**TEXT PROVIDED**
Celebrity chefs a potential health hazard
2 May 2016
Celebrity chefs could be a menace to public health with their slapdash approach to food hygiene, academics have warned.
Jamie Oliver (pictured) and Curtis Stone were the worst offenders, for inappropriately fingering food, as well as eating while cooking, their study found.
Researchers watched 100 TV cooking shows featuring 24 different celebrity chefs, from Nigella Lawson to Gordon Ramsay.
None of the chefs were shown washing their hands before cooking, and very few after handling uncooked meat, the researchers discovered.
“Safe cutting board use, either changing or washing the cutting surface after cutting uncooked meat, was only demonstrated by around one-third of the chefs,” they said.
Ramsay, the ruthless UK cook, was rated the chef most guilty of judging meat as cooked based solely on time, rather than inspection or temperature, despite the salmonella risks.
The potential impact on the nation’s public health could be significant, they warned.

**STUDY MATERIAL**
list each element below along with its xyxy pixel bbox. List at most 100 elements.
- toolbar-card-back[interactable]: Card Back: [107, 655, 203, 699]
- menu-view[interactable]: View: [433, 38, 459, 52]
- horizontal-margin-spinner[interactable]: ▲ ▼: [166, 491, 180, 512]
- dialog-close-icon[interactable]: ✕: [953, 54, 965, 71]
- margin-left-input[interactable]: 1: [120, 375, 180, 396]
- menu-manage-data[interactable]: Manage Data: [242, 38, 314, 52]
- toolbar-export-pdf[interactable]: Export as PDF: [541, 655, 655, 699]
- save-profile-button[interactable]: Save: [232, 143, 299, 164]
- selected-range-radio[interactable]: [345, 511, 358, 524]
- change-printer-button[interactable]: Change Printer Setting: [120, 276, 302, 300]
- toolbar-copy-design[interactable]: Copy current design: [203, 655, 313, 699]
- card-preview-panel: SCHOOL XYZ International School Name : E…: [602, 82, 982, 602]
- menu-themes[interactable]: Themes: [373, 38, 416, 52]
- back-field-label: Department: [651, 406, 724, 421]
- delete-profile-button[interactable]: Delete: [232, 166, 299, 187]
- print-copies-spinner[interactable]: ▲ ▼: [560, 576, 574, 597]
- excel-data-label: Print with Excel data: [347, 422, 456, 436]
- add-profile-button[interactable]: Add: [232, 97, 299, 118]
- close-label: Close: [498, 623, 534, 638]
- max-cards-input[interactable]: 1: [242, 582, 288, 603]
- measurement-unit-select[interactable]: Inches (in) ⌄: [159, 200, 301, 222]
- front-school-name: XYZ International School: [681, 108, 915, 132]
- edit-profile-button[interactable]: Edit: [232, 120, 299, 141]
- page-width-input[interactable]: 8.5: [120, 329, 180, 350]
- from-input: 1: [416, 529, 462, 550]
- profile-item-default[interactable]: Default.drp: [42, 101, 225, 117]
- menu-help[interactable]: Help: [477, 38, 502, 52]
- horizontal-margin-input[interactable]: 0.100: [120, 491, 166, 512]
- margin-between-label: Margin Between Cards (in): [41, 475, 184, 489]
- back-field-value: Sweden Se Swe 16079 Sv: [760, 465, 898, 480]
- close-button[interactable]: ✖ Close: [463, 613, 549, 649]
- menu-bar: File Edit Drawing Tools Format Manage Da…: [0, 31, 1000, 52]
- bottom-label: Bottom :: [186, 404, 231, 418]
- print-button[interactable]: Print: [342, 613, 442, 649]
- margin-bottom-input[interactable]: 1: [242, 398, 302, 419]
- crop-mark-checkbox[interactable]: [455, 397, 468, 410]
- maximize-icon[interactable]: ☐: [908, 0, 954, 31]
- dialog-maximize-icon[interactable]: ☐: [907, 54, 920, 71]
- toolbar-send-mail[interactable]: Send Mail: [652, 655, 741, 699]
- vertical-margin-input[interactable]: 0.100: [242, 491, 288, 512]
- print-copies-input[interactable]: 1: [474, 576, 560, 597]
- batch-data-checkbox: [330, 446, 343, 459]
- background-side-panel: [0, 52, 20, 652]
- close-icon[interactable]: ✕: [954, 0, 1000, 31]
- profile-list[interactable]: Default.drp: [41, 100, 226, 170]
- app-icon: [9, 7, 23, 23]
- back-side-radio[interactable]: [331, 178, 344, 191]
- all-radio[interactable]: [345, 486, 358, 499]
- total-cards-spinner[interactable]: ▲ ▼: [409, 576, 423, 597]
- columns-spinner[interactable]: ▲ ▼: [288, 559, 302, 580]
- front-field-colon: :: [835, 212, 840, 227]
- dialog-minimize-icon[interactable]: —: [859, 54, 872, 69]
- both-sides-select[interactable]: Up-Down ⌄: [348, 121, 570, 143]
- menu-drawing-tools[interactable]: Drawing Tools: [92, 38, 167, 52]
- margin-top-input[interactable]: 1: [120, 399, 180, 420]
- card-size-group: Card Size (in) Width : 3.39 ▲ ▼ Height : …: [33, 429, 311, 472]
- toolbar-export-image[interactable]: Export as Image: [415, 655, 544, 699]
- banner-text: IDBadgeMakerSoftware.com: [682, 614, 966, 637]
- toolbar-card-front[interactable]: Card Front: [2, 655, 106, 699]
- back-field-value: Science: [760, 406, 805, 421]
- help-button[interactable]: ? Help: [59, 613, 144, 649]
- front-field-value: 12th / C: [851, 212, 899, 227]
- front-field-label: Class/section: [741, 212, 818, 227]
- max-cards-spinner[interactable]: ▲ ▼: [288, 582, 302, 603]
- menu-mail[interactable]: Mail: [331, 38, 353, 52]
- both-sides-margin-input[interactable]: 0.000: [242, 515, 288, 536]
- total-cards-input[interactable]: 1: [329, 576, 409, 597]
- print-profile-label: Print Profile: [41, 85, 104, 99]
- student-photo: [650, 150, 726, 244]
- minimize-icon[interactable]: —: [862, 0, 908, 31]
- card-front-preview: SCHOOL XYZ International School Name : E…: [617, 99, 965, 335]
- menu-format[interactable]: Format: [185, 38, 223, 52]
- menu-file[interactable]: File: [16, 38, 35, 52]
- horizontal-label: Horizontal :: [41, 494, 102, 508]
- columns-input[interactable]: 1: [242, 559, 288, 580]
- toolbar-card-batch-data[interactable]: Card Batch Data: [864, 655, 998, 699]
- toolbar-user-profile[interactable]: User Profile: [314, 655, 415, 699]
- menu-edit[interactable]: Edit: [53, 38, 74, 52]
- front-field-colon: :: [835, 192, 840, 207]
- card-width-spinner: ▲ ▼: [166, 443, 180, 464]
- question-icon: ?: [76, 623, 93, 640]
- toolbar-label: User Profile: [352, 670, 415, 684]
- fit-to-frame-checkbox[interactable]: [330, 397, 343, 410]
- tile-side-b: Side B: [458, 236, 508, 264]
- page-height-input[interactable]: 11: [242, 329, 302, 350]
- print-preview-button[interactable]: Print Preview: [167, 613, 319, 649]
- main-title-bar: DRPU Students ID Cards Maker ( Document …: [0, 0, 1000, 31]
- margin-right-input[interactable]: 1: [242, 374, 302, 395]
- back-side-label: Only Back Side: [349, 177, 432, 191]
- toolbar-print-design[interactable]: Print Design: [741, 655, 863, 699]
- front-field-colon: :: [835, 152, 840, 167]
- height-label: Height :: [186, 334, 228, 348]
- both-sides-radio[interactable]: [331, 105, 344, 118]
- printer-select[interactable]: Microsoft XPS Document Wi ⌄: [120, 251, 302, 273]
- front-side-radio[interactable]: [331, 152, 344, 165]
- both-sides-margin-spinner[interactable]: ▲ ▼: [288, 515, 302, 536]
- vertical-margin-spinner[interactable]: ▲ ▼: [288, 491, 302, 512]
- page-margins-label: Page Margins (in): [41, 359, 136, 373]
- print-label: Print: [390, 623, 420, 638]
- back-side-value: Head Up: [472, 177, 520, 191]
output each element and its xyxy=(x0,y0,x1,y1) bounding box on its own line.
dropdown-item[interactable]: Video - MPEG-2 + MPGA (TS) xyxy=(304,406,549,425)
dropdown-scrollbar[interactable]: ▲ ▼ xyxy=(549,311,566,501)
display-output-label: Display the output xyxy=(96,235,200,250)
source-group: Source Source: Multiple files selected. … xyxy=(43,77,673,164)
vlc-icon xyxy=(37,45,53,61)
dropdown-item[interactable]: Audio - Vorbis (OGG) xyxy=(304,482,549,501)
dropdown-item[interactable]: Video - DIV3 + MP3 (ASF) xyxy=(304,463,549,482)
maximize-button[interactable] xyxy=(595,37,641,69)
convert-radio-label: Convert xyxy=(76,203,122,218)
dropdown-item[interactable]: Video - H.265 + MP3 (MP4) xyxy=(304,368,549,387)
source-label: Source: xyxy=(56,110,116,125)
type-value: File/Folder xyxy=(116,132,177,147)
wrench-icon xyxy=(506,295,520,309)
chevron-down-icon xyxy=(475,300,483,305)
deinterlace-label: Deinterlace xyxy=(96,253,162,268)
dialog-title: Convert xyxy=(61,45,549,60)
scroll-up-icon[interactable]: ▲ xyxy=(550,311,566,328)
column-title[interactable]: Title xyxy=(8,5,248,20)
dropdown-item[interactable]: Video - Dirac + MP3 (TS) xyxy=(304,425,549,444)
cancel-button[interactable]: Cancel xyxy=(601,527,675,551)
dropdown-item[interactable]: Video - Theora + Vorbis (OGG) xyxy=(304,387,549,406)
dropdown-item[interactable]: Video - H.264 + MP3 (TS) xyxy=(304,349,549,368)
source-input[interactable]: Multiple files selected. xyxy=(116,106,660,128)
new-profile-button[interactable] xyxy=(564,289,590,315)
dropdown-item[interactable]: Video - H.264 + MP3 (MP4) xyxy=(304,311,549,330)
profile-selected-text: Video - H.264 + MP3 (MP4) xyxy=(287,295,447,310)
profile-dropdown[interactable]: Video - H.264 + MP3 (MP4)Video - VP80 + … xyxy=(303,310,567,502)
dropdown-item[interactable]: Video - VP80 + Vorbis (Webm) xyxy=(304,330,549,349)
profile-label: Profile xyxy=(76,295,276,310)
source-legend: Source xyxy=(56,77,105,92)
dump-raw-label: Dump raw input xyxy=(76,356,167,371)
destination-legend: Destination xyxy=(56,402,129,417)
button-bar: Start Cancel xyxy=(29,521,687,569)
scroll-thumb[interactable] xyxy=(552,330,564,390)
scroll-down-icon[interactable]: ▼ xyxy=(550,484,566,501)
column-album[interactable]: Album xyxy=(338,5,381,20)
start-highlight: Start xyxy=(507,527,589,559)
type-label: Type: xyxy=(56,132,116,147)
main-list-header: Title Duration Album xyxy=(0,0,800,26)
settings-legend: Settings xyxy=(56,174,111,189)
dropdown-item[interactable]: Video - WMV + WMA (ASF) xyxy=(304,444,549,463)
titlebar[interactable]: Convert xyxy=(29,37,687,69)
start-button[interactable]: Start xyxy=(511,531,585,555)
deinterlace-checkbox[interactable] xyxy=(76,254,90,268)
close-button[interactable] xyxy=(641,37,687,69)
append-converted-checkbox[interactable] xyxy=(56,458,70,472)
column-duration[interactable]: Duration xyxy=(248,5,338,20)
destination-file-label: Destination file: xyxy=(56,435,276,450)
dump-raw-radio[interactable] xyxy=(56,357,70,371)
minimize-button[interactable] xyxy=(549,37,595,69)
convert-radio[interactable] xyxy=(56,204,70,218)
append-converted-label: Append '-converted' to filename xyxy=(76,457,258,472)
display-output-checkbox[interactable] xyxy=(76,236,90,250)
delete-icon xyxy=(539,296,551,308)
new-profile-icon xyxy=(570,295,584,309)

**PROMPT 1**
Reproduce the celebrity chefs article from "Jamie Oliver (pictured)" up to and including "to Gordon Ramsay.".
**PROMPT 2**
Translate this sentence from the celebrity chefs article into Spanish: "None of the chefs were shown washing their hands before cooking, and very few after handling uncooked meat, the researchers discovered."
**PROMPT 3**
Using the celebrity chefs article, answer the following:
(a) How many TV cooking shows did the researchers watch?
(b) Which two chefs does the study name as the worst offenders?
(c) Roughly what share of the chefs demonstrated safe cutting board use?

**FINAL ANSWER 1**
Jamie Oliver (pictured) and Curtis Stone were the worst offenders, for inappropriately fingering food, as well as eating while cooking, their study found.
Researchers watched 100 TV cooking shows featuring 24 different celebrity chefs, from Nigella Lawson to Gordon Ramsay.

**FINAL ANSWER 2**
Ninguno de los chefs apareció lavándose las manos antes de cocinar, y muy pocos después de manipular carne cruda, descubrieron los investigadores.

**FINAL ANSWER 3**
(a) 100
(b) Jamie Oliver and Curtis Stone
(c) Around one-third